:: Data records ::
# # #
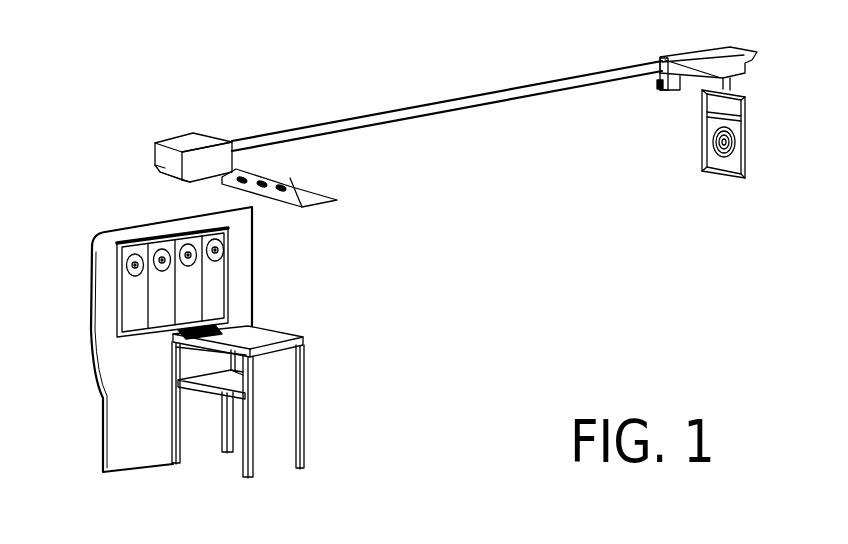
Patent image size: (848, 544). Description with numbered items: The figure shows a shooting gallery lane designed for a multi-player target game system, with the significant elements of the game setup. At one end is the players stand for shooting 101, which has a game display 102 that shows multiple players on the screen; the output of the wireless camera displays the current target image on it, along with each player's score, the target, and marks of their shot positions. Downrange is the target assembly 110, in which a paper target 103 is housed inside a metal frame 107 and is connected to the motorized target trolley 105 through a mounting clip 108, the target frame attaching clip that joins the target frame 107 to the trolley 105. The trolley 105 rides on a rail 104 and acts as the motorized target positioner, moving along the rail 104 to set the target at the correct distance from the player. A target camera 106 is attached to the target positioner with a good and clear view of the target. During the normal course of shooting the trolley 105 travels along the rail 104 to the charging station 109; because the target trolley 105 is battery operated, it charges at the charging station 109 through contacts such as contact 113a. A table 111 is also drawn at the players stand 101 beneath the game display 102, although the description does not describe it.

The players stand for shooting 101 is at (72, 230).
The game display 102 is at (158, 245).
The paper target 103 is at (735, 154).
The rail 104 is at (458, 96).
The motorized target trolley 105 is at (703, 50).
The target camera 106 is at (675, 88).
The metal frame 107 is at (720, 173).
The mounting clip 108 is at (733, 92).
The charging station 109 is at (189, 135).
The target assembly 110 is at (330, 214).
The table 111 is at (256, 326).
The contact 113a is at (653, 87).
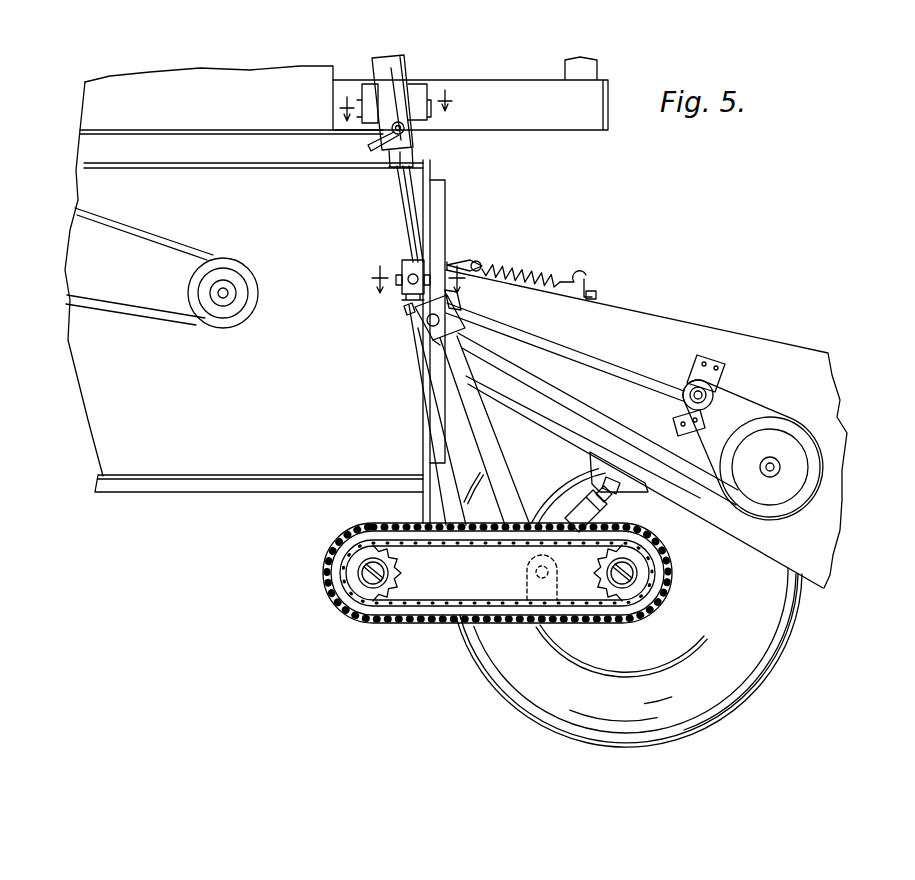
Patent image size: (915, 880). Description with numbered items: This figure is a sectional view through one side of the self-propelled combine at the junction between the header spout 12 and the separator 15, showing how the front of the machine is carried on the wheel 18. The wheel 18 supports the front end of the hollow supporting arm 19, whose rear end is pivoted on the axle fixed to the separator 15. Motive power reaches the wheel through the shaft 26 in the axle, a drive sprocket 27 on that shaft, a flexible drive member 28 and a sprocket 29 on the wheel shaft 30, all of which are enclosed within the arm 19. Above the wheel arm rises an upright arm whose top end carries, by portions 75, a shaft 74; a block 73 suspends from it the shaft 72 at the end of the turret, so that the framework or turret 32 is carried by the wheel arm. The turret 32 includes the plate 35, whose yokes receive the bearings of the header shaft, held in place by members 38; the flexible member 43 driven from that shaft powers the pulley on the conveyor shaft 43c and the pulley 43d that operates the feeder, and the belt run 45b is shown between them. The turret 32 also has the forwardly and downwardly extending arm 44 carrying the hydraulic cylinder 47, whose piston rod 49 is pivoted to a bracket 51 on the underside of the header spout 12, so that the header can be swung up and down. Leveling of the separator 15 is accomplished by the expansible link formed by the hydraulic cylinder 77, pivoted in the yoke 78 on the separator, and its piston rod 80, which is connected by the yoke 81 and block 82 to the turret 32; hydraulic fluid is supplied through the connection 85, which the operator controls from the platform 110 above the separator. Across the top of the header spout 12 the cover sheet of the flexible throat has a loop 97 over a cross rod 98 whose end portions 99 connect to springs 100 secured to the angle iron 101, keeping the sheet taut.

The header spout 12 is at (801, 356).
The separator 15 is at (75, 370).
The wheel 18 is at (778, 650).
The supporting arm 19 is at (440, 624).
The shaft 26 is at (362, 582).
The drive sprocket 27 is at (396, 584).
The flexible drive member 28 is at (500, 546).
The sprocket 29 is at (612, 598).
The shaft 30 is at (632, 577).
The framework (turret) 32 is at (445, 186).
The plate 35 is at (423, 228).
The members 38 is at (488, 436).
The flexible member 43 is at (587, 364).
The shaft 43c is at (690, 392).
The pulley 43d is at (808, 496).
The arm 44 is at (440, 500).
The belt 45b is at (713, 397).
The hydraulic cylinder 47 is at (585, 523).
The piston rod 49 is at (592, 474).
The bracket 51 is at (676, 505).
The shaft 72 is at (434, 322).
The block 73 is at (428, 326).
The shaft 74 is at (412, 314).
The portion 75 is at (428, 326).
The hydraulic cylinder 77 is at (372, 62).
The yoke 78 is at (420, 124).
The piston rod 80 is at (408, 206).
The yoke 81 is at (405, 272).
The block 82 is at (399, 293).
The connection 85 is at (393, 133).
The loop 97 is at (462, 264).
The cross rod 98 is at (468, 272).
The end portion 99 is at (486, 263).
The spring 100 is at (557, 270).
The angle iron 101 is at (596, 298).
The operator's platform 110 is at (513, 88).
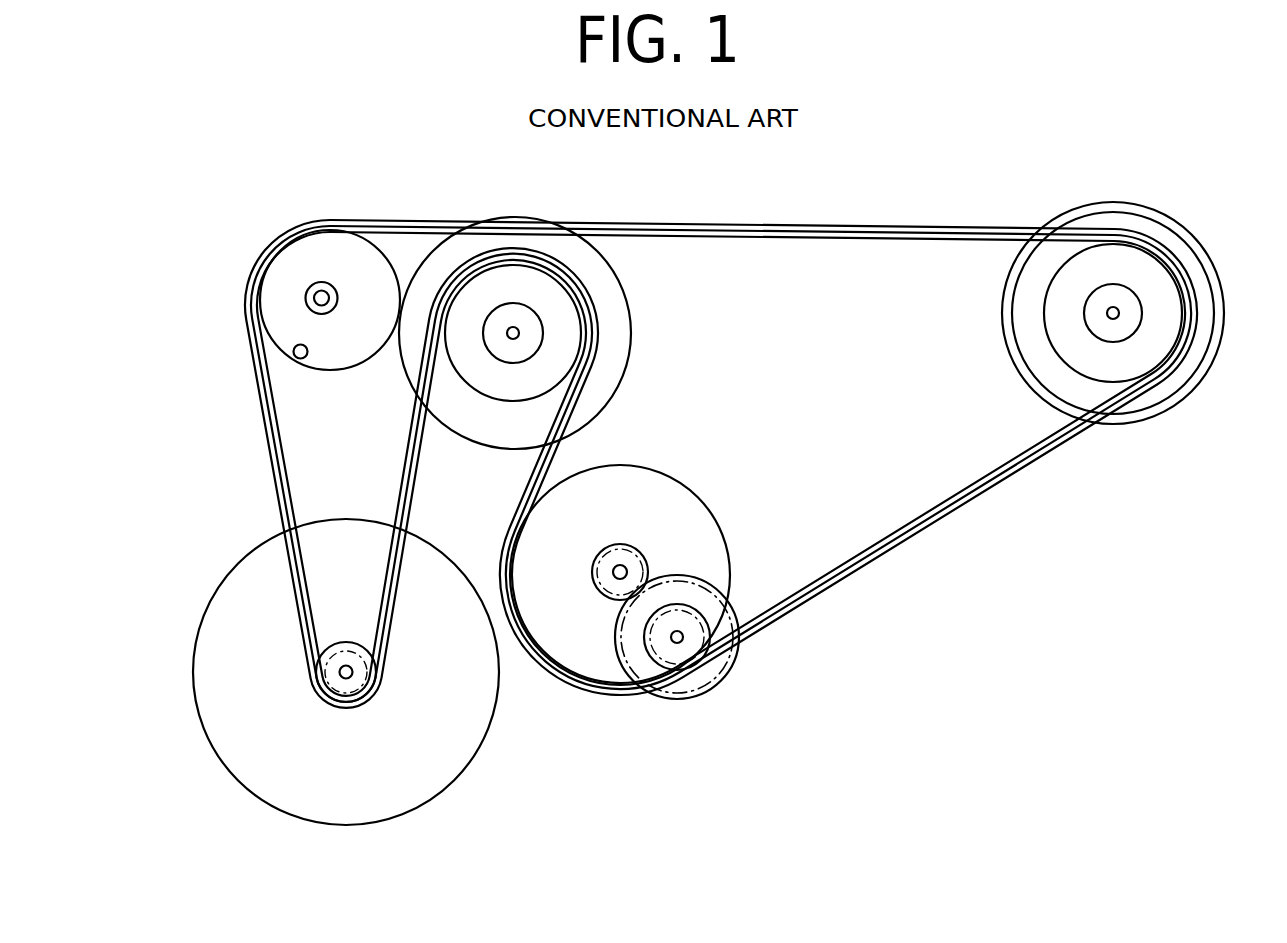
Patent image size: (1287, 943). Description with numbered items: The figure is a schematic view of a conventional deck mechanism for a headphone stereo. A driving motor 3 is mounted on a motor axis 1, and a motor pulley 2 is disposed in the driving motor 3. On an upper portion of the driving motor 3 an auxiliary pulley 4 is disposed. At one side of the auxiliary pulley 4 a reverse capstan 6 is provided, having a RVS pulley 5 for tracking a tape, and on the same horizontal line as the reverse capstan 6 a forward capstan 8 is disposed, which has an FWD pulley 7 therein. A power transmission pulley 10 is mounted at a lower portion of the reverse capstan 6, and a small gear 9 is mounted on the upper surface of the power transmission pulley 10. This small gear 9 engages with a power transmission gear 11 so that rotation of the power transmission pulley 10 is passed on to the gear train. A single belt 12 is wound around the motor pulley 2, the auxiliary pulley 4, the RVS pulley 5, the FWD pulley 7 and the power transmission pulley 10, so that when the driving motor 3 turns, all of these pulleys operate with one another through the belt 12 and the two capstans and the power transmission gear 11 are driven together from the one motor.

The motor axis 1 is at (345, 683).
The motor pulley 2 is at (325, 690).
The driving motor 3 is at (440, 790).
The auxiliary pulley 4 is at (322, 242).
The RVS pulley 5 is at (550, 287).
The reverse (RVS) capstan 6 is at (470, 240).
The FWD pulley 7 is at (1163, 313).
The forward (FWD) capstan 8 is at (1178, 240).
The small gear 9 is at (613, 582).
The power transmission pulley 10 is at (683, 490).
The power transmission gear 11 is at (665, 660).
The belt 12 is at (942, 515).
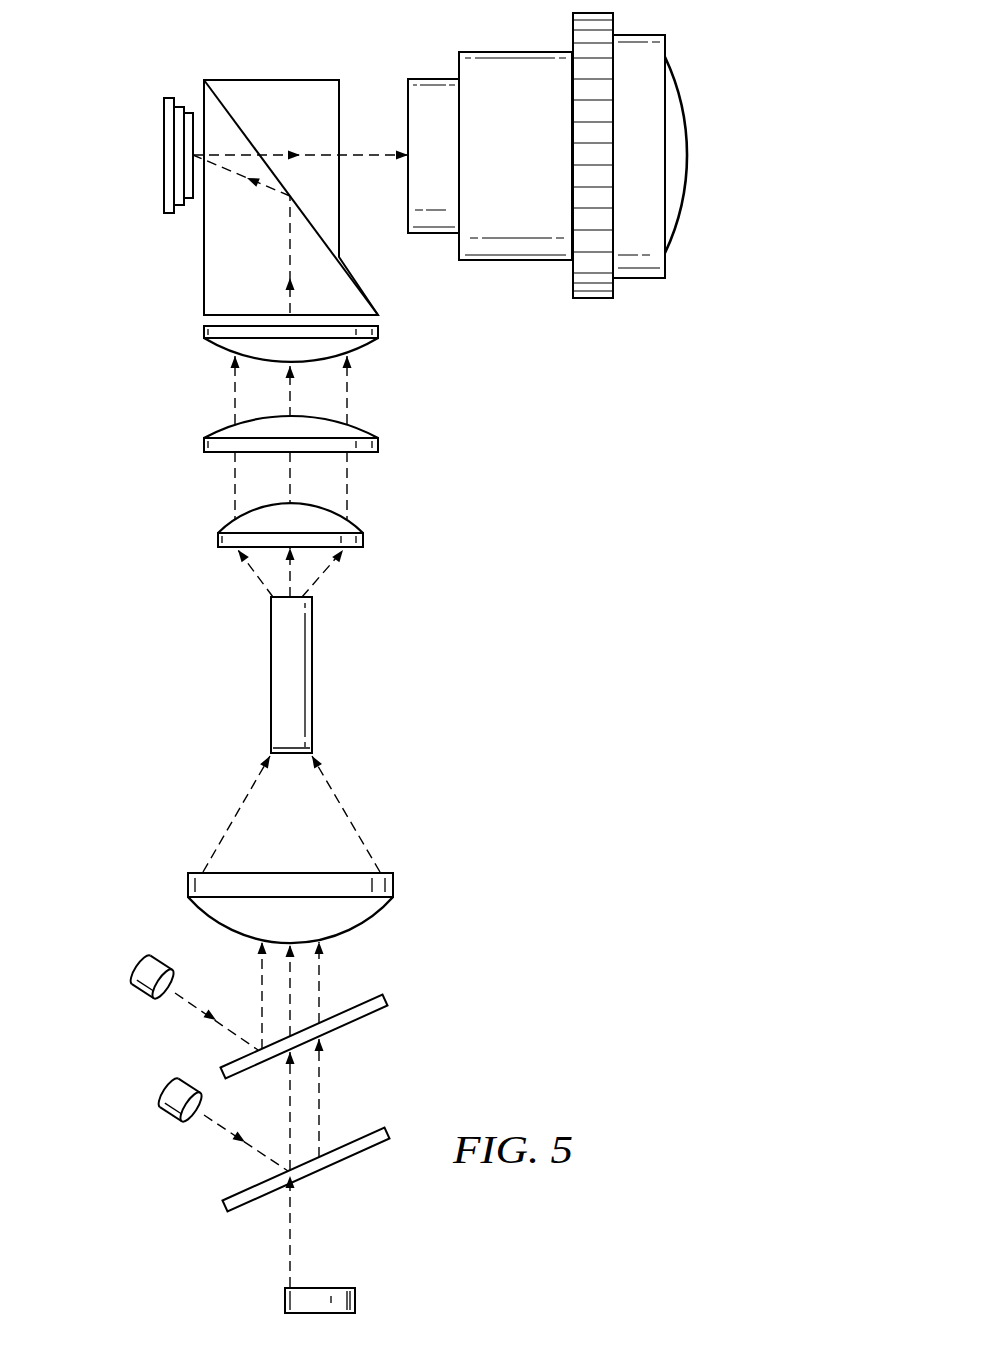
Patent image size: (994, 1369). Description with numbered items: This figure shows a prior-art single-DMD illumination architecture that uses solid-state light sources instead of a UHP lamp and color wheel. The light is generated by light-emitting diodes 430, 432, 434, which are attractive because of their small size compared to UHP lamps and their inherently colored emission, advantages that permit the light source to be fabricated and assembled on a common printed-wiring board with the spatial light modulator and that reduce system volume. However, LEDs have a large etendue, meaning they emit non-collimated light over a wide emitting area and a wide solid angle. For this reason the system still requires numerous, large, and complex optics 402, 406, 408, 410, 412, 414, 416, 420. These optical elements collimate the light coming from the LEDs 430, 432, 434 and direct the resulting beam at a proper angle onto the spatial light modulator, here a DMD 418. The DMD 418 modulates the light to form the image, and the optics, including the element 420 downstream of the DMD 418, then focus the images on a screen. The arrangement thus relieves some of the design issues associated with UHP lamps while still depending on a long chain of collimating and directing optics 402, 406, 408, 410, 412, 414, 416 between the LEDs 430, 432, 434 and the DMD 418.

The optics 402 is at (393, 889).
The optics 406 is at (312, 676).
The optics 408 is at (363, 541).
The optics 410 is at (378, 446).
The optics 412 is at (378, 332).
The optics 414 is at (204, 273).
The optics 416 is at (244, 130).
The DMD 418 is at (163, 130).
The optics 420 is at (687, 155).
The light-emitting diode 430 is at (168, 1117).
The light-emitting diode 432 is at (139, 995).
The light-emitting diode 434 is at (285, 1298).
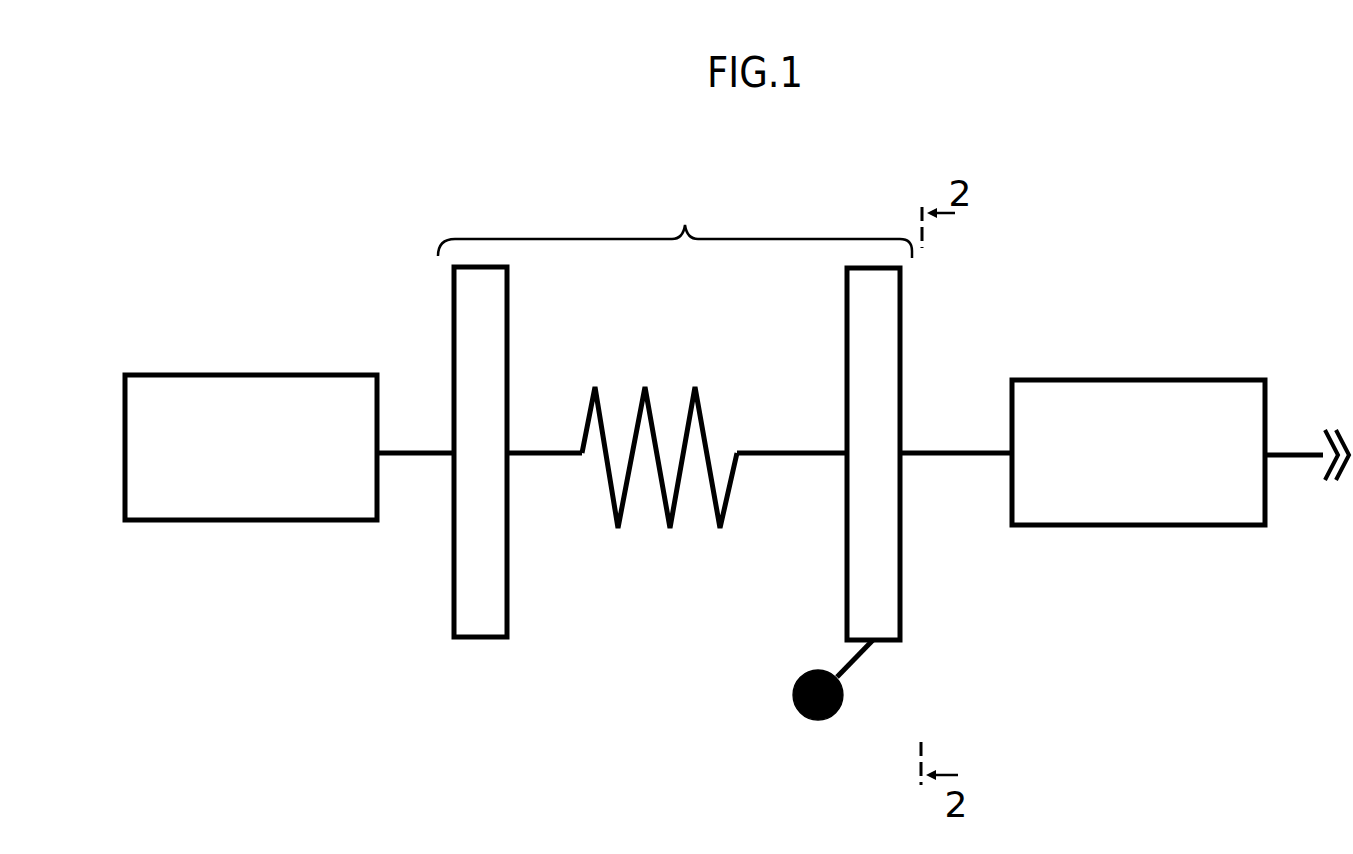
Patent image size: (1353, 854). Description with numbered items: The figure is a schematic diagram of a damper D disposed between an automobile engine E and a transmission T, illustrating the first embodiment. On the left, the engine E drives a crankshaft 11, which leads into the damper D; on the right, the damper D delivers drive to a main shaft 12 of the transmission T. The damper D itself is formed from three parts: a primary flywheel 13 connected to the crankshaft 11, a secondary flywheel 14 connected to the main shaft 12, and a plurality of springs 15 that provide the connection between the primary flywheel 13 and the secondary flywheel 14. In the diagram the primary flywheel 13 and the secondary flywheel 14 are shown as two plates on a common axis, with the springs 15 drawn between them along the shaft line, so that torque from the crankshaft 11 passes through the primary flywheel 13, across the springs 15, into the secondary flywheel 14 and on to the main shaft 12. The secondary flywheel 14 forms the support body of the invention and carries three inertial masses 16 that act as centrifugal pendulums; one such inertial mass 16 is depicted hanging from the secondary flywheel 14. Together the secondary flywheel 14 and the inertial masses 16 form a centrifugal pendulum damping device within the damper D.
# # #
:: WORK TO BE COMPLETED ::
Revise the listing starting at the line containing "Patent image size: (994, 1369)." and ending at the line containing "The optics 420 is at (687, 155).", changing "color wheel" to "filter wheel" and leaving everything else as it is. Return only those lines.

:: SOLUTION TO THE PROBLEM ::
Patent image size: (994, 1369). Description with numbered items: This figure shows a prior-art single-DMD illumination architecture that uses solid-state light sources instead of a UHP lamp and filter wheel. The light is generated by light-emitting diodes 430, 432, 434, which are attractive because of their small size compared to UHP lamps and their inherently colored emission, advantages that permit the light source to be fabricated and assembled on a common printed-wiring board with the spatial light modulator and that reduce system volume. However, LEDs have a large etendue, meaning they emit non-collimated light over a wide emitting area and a wide solid angle. For this reason the system still requires numerous, large, and complex optics 402, 406, 408, 410, 412, 414, 416, 420. These optical elements collimate the light coming from the LEDs 430, 432, 434 and direct the resulting beam at a proper angle onto the spatial light modulator, here a DMD 418. The DMD 418 modulates the light to form the image, and the optics, including the element 420 downstream of the DMD 418, then focus the images on a screen. The arrangement thus relieves some of the design issues associated with UHP lamps while still depending on a long chain of collimating and directing optics 402, 406, 408, 410, 412, 414, 416 between the LEDs 430, 432, 434 and the DMD 418.

The optics 402 is at (393, 889).
The optics 406 is at (312, 676).
The optics 408 is at (363, 541).
The optics 410 is at (378, 446).
The optics 412 is at (378, 332).
The optics 414 is at (204, 273).
The optics 416 is at (244, 130).
The DMD 418 is at (163, 130).
The optics 420 is at (687, 155).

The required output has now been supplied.